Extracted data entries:
◆ ◆ ◆ ◆

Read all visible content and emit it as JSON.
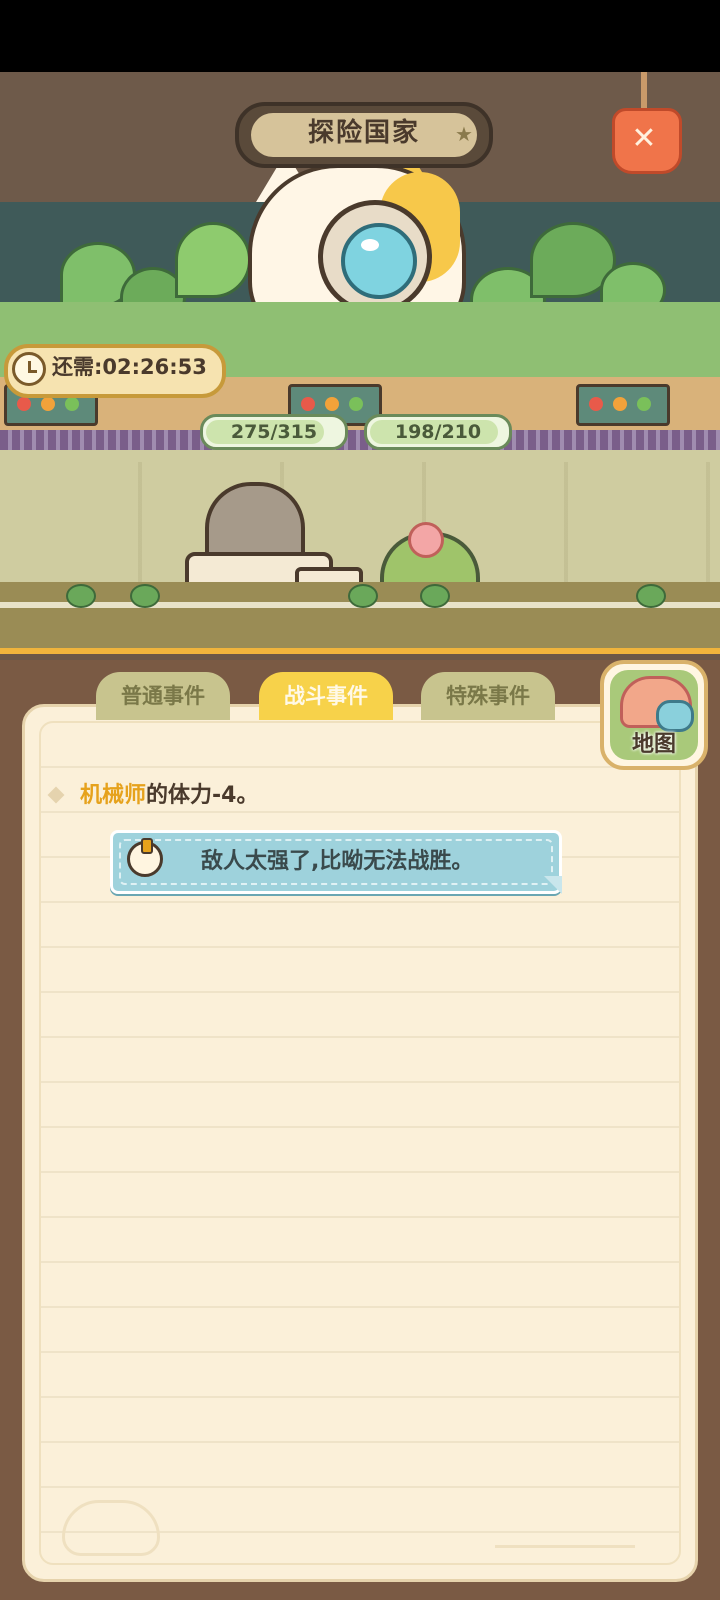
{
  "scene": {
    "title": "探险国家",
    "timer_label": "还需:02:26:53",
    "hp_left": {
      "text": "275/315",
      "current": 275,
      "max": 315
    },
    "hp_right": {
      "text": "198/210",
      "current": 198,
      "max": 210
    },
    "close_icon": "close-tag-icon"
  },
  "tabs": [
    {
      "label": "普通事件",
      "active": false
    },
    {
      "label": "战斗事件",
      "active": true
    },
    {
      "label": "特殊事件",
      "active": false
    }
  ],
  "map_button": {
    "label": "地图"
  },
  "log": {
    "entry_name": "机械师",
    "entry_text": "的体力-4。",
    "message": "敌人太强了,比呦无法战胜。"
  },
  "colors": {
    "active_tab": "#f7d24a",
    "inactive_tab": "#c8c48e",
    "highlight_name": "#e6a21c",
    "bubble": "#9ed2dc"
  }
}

◆ ◆ ◆ ◆

Repeat the listing above exactly, with no pictures.

Read all visible content and emit it as JSON.
{
  "scene": {
    "title": "探险国家",
    "timer_label": "还需:02:26:53",
    "hp_left": {
      "text": "275/315",
      "current": 275,
      "max": 315
    },
    "hp_right": {
      "text": "198/210",
      "current": 198,
      "max": 210
    },
    "close_icon": "close-tag-icon"
  },
  "tabs": [
    {
      "label": "普通事件",
      "active": false
    },
    {
      "label": "战斗事件",
      "active": true
    },
    {
      "label": "特殊事件",
      "active": false
    }
  ],
  "map_button": {
    "label": "地图"
  },
  "log": {
    "entry_name": "机械师",
    "entry_text": "的体力-4。",
    "message": "敌人太强了,比呦无法战胜。"
  },
  "colors": {
    "active_tab": "#f7d24a",
    "inactive_tab": "#c8c48e",
    "highlight_name": "#e6a21c",
    "bubble": "#9ed2dc"
  }
}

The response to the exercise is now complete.